_GIVEN TASK:_
Pull every line containing "Login" from the entries.
# Start of DATA LINES
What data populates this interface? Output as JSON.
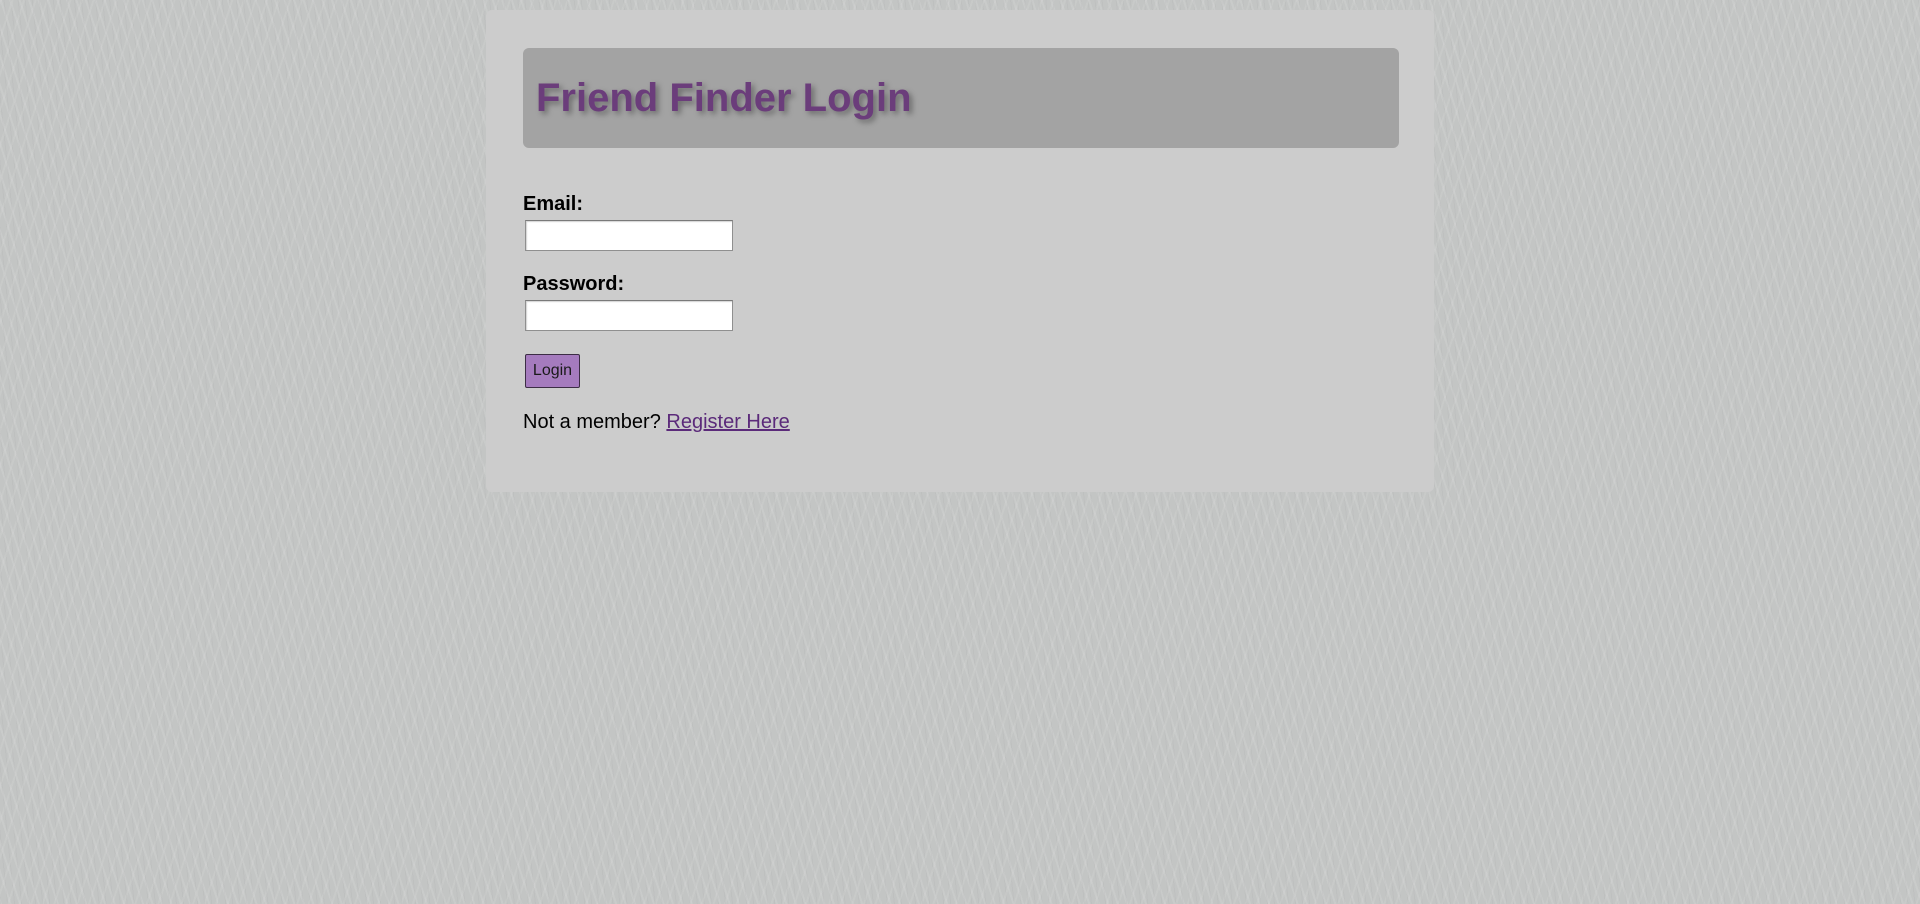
{
  "page": {
    "title": "Friend Finder Login"
  },
  "form": {
    "email_label": "Email:",
    "email_value": "",
    "password_label": "Password:",
    "password_value": "",
    "login_label": "Login"
  },
  "register": {
    "prompt": "Not a member?",
    "link_text": "Register Here"
  },
  "colors": {
    "background": "#c3c5c4",
    "panel": "#cccccc",
    "header_bar": "#a3a3a3",
    "title_text": "#6b3d7b",
    "button": "#a57bbe",
    "link": "#5b2a7a"
  }
}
# End of DATA LINES
_CORRECT OUTPUT:_
    "title": "Friend Finder Login"
    "login_label": "Login"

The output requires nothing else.